▸ **Extracted entries**:
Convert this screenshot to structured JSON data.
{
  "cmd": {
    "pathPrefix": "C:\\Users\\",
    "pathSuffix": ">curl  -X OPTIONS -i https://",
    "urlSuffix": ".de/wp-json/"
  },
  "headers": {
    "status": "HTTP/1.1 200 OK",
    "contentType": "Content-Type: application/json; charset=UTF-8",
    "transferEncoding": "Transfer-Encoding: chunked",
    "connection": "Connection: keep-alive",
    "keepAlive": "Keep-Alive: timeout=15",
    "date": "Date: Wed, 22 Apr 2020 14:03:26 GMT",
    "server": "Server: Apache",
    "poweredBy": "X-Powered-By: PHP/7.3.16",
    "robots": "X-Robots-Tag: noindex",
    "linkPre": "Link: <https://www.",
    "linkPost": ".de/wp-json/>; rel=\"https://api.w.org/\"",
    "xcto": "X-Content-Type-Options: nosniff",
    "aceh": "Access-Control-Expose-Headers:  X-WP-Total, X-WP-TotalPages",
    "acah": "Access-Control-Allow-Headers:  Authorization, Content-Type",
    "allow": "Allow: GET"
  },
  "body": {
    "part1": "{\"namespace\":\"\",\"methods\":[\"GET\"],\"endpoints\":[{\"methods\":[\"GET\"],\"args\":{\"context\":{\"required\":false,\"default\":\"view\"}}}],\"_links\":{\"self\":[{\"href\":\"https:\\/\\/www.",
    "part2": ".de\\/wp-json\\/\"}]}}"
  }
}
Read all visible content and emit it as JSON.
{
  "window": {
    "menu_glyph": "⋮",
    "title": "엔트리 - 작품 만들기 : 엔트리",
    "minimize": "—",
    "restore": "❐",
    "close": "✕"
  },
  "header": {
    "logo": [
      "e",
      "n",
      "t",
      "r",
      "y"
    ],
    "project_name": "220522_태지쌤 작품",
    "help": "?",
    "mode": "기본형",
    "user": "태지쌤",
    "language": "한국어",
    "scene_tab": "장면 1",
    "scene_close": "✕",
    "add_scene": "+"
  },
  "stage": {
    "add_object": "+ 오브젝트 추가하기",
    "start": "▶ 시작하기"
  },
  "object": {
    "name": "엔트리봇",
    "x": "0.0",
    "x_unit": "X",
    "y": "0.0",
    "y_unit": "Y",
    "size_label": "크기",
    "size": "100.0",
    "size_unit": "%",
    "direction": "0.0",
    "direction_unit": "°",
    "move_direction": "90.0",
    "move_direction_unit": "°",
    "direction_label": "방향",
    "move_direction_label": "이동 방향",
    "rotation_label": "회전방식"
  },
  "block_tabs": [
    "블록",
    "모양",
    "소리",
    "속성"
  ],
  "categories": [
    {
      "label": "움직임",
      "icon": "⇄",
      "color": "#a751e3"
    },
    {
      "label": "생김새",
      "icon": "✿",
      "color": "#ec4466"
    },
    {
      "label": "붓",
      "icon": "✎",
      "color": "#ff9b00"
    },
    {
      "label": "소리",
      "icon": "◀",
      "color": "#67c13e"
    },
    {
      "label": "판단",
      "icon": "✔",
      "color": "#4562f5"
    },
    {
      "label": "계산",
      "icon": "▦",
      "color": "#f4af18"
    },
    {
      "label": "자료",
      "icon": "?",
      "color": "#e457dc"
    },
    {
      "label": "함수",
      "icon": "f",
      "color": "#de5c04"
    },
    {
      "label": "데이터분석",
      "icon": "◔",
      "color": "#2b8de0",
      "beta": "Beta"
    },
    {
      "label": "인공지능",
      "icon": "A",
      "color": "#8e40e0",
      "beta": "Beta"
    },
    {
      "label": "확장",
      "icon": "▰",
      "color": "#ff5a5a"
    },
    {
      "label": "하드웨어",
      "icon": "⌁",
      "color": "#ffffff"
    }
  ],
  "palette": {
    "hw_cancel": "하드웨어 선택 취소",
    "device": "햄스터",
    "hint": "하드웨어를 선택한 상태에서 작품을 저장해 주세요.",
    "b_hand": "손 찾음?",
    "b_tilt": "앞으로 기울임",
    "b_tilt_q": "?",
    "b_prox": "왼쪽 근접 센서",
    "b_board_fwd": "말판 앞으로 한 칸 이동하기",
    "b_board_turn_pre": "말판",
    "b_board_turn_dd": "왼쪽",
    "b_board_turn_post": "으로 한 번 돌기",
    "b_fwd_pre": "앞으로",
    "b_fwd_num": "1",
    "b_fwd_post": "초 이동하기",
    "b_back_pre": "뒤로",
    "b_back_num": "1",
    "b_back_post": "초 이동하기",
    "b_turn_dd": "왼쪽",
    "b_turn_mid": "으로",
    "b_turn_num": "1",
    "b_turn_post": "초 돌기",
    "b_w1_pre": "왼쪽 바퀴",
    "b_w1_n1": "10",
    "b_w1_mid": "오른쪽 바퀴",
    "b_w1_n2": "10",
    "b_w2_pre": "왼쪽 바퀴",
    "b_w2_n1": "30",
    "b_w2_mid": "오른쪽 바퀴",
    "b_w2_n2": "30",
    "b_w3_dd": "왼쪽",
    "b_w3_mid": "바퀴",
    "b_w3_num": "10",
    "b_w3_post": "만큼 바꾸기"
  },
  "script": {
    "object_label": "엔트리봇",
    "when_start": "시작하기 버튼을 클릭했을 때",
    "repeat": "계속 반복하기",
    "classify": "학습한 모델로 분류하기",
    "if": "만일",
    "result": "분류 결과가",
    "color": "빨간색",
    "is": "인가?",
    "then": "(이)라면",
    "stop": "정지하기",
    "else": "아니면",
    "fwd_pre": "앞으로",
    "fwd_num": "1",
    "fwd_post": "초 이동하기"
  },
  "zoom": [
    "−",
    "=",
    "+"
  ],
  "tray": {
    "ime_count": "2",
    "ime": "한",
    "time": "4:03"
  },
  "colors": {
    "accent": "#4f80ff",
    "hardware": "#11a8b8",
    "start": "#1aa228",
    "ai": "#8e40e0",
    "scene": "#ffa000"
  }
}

▸ **Task description**: Transcribe every entry word for word.

▸ **Response to this task**:
Convert this screenshot to structured JSON data.
{
  "cmd": {
    "pathPrefix": "C:\\Users\\",
    "pathSuffix": ">curl  -X OPTIONS -i https://",
    "urlSuffix": ".de/wp-json/"
  },
  "headers": {
    "status": "HTTP/1.1 200 OK",
    "contentType": "Content-Type: application/json; charset=UTF-8",
    "transferEncoding": "Transfer-Encoding: chunked",
    "connection": "Connection: keep-alive",
    "keepAlive": "Keep-Alive: timeout=15",
    "date": "Date: Wed, 22 Apr 2020 14:03:26 GMT",
    "server": "Server: Apache",
    "poweredBy": "X-Powered-By: PHP/7.3.16",
    "robots": "X-Robots-Tag: noindex",
    "linkPre": "Link: <https://www.",
    "linkPost": ".de/wp-json/>; rel=\"https://api.w.org/\"",
    "xcto": "X-Content-Type-Options: nosniff",
    "aceh": "Access-Control-Expose-Headers:  X-WP-Total, X-WP-TotalPages",
    "acah": "Access-Control-Allow-Headers:  Authorization, Content-Type",
    "allow": "Allow: GET"
  },
  "body": {
    "part1": "{\"namespace\":\"\",\"methods\":[\"GET\"],\"endpoints\":[{\"methods\":[\"GET\"],\"args\":{\"context\":{\"required\":false,\"default\":\"view\"}}}],\"_links\":{\"self\":[{\"href\":\"https:\\/\\/www.",
    "part2": ".de\\/wp-json\\/\"}]}}"
  }
}
Read all visible content and emit it as JSON.
{
  "window": {
    "menu_glyph": "⋮",
    "title": "엔트리 - 작품 만들기 : 엔트리",
    "minimize": "—",
    "restore": "❐",
    "close": "✕"
  },
  "header": {
    "logo": [
      "e",
      "n",
      "t",
      "r",
      "y"
    ],
    "project_name": "220522_태지쌤 작품",
    "help": "?",
    "mode": "기본형",
    "user": "태지쌤",
    "language": "한국어",
    "scene_tab": "장면 1",
    "scene_close": "✕",
    "add_scene": "+"
  },
  "stage": {
    "add_object": "+ 오브젝트 추가하기",
    "start": "▶ 시작하기"
  },
  "object": {
    "name": "엔트리봇",
    "x": "0.0",
    "x_unit": "X",
    "y": "0.0",
    "y_unit": "Y",
    "size_label": "크기",
    "size": "100.0",
    "size_unit": "%",
    "direction": "0.0",
    "direction_unit": "°",
    "move_direction": "90.0",
    "move_direction_unit": "°",
    "direction_label": "방향",
    "move_direction_label": "이동 방향",
    "rotation_label": "회전방식"
  },
  "block_tabs": [
    "블록",
    "모양",
    "소리",
    "속성"
  ],
  "categories": [
    {
      "label": "움직임",
      "icon": "⇄",
      "color": "#a751e3"
    },
    {
      "label": "생김새",
      "icon": "✿",
      "color": "#ec4466"
    },
    {
      "label": "붓",
      "icon": "✎",
      "color": "#ff9b00"
    },
    {
      "label": "소리",
      "icon": "◀",
      "color": "#67c13e"
    },
    {
      "label": "판단",
      "icon": "✔",
      "color": "#4562f5"
    },
    {
      "label": "계산",
      "icon": "▦",
      "color": "#f4af18"
    },
    {
      "label": "자료",
      "icon": "?",
      "color": "#e457dc"
    },
    {
      "label": "함수",
      "icon": "f",
      "color": "#de5c04"
    },
    {
      "label": "데이터분석",
      "icon": "◔",
      "color": "#2b8de0",
      "beta": "Beta"
    },
    {
      "label": "인공지능",
      "icon": "A",
      "color": "#8e40e0",
      "beta": "Beta"
    },
    {
      "label": "확장",
      "icon": "▰",
      "color": "#ff5a5a"
    },
    {
      "label": "하드웨어",
      "icon": "⌁",
      "color": "#ffffff"
    }
  ],
  "palette": {
    "hw_cancel": "하드웨어 선택 취소",
    "device": "햄스터",
    "hint": "하드웨어를 선택한 상태에서 작품을 저장해 주세요.",
    "b_hand": "손 찾음?",
    "b_tilt": "앞으로 기울임",
    "b_tilt_q": "?",
    "b_prox": "왼쪽 근접 센서",
    "b_board_fwd": "말판 앞으로 한 칸 이동하기",
    "b_board_turn_pre": "말판",
    "b_board_turn_dd": "왼쪽",
    "b_board_turn_post": "으로 한 번 돌기",
    "b_fwd_pre": "앞으로",
    "b_fwd_num": "1",
    "b_fwd_post": "초 이동하기",
    "b_back_pre": "뒤로",
    "b_back_num": "1",
    "b_back_post": "초 이동하기",
    "b_turn_dd": "왼쪽",
    "b_turn_mid": "으로",
    "b_turn_num": "1",
    "b_turn_post": "초 돌기",
    "b_w1_pre": "왼쪽 바퀴",
    "b_w1_n1": "10",
    "b_w1_mid": "오른쪽 바퀴",
    "b_w1_n2": "10",
    "b_w2_pre": "왼쪽 바퀴",
    "b_w2_n1": "30",
    "b_w2_mid": "오른쪽 바퀴",
    "b_w2_n2": "30",
    "b_w3_dd": "왼쪽",
    "b_w3_mid": "바퀴",
    "b_w3_num": "10",
    "b_w3_post": "만큼 바꾸기"
  },
  "script": {
    "object_label": "엔트리봇",
    "when_start": "시작하기 버튼을 클릭했을 때",
    "repeat": "계속 반복하기",
    "classify": "학습한 모델로 분류하기",
    "if": "만일",
    "result": "분류 결과가",
    "color": "빨간색",
    "is": "인가?",
    "then": "(이)라면",
    "stop": "정지하기",
    "else": "아니면",
    "fwd_pre": "앞으로",
    "fwd_num": "1",
    "fwd_post": "초 이동하기"
  },
  "zoom": [
    "−",
    "=",
    "+"
  ],
  "tray": {
    "ime_count": "2",
    "ime": "한",
    "time": "4:03"
  },
  "colors": {
    "accent": "#4f80ff",
    "hardware": "#11a8b8",
    "start": "#1aa228",
    "ai": "#8e40e0",
    "scene": "#ffa000"
  }
}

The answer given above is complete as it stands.